*Job:*
Scan the lines below; pull out those with "Certified".

*Records for the exercise:*
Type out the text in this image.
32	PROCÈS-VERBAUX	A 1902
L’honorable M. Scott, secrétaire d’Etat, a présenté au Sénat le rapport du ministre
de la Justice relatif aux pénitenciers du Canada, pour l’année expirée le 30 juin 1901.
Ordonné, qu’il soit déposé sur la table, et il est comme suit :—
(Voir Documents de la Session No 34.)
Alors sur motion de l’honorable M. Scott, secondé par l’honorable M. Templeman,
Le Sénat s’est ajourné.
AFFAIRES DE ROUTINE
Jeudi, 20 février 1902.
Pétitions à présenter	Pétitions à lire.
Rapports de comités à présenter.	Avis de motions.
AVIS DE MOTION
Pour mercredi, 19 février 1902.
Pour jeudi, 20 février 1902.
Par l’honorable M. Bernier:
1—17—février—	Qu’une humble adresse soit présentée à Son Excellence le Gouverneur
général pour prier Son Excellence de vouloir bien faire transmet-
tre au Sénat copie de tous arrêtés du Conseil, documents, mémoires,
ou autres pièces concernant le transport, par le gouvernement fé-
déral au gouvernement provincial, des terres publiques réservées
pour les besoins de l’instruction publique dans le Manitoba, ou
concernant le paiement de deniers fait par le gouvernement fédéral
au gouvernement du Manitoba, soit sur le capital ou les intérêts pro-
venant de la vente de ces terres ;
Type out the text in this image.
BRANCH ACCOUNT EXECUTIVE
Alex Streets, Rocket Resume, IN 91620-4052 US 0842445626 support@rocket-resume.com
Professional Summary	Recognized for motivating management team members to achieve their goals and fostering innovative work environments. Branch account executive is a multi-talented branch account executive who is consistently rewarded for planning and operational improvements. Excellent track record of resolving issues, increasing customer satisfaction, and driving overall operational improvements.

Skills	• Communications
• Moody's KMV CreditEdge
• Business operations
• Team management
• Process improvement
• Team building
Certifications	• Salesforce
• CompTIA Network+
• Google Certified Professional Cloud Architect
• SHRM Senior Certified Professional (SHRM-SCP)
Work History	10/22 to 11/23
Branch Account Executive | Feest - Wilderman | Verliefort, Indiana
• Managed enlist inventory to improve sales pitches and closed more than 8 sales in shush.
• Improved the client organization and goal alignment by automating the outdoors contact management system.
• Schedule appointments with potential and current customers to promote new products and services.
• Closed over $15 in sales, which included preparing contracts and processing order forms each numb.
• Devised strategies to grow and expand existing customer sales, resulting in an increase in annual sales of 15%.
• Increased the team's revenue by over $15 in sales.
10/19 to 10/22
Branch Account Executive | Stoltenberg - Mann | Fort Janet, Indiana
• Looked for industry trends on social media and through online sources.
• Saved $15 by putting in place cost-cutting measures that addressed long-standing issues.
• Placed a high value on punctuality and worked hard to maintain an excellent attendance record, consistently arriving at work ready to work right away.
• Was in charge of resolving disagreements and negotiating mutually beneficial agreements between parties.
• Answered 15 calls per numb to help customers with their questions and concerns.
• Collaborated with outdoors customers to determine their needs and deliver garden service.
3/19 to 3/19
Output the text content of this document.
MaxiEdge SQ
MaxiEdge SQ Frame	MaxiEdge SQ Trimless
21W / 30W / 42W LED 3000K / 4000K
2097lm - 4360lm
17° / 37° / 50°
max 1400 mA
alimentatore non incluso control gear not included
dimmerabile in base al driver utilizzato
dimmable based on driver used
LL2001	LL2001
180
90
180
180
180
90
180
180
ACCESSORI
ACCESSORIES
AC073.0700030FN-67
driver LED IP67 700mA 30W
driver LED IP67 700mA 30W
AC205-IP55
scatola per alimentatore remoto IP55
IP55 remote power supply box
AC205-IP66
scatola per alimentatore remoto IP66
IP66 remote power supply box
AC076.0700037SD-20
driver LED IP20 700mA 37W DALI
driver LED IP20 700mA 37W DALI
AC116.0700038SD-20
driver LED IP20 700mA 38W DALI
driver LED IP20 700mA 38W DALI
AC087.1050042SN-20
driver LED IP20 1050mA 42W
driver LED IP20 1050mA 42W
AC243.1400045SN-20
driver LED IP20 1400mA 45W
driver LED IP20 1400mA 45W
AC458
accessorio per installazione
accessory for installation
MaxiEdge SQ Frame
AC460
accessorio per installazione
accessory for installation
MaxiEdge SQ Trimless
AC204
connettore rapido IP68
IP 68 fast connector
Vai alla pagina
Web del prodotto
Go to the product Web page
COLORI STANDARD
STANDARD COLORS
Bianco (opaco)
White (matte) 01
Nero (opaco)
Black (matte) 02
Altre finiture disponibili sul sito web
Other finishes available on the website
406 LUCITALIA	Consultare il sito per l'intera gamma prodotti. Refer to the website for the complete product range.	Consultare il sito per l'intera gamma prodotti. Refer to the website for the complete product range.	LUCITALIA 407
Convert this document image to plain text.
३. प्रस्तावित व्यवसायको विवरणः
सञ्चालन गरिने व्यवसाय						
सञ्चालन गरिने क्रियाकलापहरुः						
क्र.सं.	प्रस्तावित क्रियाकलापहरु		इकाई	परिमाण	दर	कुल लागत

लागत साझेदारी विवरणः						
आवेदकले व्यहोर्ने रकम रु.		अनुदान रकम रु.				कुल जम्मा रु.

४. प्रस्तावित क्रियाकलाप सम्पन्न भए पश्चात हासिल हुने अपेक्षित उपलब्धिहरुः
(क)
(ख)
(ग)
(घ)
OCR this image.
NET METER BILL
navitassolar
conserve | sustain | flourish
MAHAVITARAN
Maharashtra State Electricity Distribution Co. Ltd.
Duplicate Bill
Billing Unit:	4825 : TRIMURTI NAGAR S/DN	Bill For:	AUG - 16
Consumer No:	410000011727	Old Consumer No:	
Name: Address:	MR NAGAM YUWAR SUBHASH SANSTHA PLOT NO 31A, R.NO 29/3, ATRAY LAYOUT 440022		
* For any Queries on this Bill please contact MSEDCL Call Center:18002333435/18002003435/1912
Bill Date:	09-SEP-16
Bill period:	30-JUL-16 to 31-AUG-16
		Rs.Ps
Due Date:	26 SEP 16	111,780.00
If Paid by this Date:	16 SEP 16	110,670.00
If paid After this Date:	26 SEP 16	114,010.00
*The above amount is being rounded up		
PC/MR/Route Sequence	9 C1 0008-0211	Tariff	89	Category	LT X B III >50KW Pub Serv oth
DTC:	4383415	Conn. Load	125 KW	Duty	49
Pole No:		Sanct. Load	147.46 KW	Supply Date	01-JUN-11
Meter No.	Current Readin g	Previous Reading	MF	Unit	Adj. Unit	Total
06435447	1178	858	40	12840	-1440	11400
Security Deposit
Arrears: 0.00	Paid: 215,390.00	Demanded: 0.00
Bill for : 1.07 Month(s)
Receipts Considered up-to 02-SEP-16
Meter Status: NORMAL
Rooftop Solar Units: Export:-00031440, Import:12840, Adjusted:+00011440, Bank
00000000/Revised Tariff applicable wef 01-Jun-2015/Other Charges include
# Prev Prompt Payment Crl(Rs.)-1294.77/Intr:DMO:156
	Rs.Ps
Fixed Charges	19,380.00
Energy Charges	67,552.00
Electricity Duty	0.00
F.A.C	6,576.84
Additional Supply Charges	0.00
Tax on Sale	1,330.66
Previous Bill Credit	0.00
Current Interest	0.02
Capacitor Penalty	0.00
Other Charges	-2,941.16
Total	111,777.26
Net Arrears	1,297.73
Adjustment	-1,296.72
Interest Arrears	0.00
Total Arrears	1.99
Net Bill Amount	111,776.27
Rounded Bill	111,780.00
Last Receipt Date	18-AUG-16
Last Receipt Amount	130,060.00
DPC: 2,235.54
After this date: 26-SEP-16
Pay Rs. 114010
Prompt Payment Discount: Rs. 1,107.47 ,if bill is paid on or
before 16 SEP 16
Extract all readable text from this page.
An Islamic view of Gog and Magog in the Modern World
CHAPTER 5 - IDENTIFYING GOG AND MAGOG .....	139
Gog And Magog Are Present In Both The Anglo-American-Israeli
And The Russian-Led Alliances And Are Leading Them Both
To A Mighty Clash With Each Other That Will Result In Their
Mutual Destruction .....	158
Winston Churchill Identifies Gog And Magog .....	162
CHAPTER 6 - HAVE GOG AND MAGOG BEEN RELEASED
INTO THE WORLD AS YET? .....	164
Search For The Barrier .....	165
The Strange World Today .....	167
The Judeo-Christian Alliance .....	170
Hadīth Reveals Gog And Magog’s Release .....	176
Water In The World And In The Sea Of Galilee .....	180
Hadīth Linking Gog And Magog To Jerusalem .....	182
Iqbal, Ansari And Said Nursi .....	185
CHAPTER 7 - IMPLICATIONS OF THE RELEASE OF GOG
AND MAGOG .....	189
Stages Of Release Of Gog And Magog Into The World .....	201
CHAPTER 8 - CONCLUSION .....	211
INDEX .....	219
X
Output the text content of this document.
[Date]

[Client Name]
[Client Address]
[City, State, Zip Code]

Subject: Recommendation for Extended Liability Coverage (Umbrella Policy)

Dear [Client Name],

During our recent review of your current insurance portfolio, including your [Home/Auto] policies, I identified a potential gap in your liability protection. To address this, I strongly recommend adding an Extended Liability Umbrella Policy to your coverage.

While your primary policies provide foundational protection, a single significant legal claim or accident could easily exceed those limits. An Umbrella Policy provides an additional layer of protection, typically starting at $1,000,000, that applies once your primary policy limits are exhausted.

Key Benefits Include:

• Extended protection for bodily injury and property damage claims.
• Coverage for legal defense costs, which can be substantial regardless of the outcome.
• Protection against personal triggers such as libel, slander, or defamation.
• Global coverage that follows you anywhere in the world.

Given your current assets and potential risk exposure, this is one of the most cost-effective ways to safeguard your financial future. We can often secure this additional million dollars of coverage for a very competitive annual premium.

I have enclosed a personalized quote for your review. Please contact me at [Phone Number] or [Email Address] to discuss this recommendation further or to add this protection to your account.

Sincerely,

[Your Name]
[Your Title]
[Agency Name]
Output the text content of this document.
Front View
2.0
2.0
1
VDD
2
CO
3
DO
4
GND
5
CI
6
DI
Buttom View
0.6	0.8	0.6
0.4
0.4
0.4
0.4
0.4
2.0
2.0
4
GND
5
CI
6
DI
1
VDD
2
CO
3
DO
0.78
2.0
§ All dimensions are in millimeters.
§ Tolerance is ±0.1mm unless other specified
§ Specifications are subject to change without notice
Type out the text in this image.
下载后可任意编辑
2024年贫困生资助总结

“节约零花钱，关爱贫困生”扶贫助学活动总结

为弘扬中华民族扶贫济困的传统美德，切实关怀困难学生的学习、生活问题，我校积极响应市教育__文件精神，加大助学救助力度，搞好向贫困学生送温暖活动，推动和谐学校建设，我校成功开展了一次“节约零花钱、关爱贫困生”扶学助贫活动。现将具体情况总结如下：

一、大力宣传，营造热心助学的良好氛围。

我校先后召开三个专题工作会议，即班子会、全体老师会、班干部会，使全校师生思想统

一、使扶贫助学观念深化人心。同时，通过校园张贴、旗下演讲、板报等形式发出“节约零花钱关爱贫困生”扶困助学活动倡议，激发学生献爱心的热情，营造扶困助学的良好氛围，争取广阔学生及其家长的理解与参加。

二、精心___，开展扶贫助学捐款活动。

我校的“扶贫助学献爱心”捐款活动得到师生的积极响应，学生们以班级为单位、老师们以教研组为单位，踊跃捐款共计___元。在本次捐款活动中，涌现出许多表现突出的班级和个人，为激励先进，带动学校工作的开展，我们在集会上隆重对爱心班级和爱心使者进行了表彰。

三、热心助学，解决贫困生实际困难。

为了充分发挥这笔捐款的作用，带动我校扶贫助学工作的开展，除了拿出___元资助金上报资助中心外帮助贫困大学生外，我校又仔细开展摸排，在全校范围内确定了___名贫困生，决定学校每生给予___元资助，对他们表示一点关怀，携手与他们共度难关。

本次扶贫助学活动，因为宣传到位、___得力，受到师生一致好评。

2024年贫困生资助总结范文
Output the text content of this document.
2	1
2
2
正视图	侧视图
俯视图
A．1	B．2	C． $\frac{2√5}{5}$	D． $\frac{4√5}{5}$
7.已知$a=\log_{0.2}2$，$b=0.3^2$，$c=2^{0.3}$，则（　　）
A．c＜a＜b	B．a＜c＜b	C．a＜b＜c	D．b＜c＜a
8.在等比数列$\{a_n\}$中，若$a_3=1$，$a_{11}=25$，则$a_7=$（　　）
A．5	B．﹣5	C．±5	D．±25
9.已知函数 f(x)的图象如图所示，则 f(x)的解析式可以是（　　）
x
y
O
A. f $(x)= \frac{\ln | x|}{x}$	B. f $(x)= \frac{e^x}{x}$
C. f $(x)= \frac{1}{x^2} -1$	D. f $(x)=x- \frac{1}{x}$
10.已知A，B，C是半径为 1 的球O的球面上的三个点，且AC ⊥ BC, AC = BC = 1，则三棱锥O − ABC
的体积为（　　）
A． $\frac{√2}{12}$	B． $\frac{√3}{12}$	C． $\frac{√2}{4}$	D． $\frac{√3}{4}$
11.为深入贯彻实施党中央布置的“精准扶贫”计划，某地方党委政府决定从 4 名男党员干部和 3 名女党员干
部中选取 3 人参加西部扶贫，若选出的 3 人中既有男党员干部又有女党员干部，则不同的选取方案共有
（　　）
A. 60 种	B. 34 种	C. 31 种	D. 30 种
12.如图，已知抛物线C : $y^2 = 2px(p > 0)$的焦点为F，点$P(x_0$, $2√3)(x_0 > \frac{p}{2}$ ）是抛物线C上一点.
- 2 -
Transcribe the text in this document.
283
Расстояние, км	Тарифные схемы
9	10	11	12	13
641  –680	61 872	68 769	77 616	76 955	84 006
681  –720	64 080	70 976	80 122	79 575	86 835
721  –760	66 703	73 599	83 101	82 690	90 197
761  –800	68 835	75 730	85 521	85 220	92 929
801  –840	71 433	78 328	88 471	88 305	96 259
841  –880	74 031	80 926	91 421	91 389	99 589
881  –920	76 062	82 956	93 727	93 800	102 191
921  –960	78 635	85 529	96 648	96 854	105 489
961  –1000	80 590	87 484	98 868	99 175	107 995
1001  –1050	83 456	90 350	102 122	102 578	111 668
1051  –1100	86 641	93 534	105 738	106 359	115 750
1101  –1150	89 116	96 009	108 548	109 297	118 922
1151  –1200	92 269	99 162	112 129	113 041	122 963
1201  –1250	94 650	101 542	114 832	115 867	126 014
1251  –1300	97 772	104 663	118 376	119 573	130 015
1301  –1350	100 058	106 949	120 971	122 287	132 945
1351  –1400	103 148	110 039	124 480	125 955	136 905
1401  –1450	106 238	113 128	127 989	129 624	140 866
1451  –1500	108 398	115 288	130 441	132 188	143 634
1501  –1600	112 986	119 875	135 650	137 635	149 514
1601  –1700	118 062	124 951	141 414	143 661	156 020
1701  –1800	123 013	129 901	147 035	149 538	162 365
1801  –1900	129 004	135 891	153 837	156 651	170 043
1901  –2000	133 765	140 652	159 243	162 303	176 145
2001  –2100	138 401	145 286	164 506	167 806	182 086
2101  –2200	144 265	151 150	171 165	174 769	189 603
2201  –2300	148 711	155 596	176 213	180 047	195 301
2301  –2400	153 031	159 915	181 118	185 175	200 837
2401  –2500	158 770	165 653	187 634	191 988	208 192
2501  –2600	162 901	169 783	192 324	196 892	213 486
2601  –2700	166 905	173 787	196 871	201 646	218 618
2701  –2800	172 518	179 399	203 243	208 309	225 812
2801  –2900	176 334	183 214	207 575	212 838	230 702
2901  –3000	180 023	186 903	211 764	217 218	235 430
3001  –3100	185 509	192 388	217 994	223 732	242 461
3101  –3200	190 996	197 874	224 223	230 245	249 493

*Answer:*
• Google Certified Professional Cloud Architect
• SHRM Senior Certified Professional (SHRM-SCP)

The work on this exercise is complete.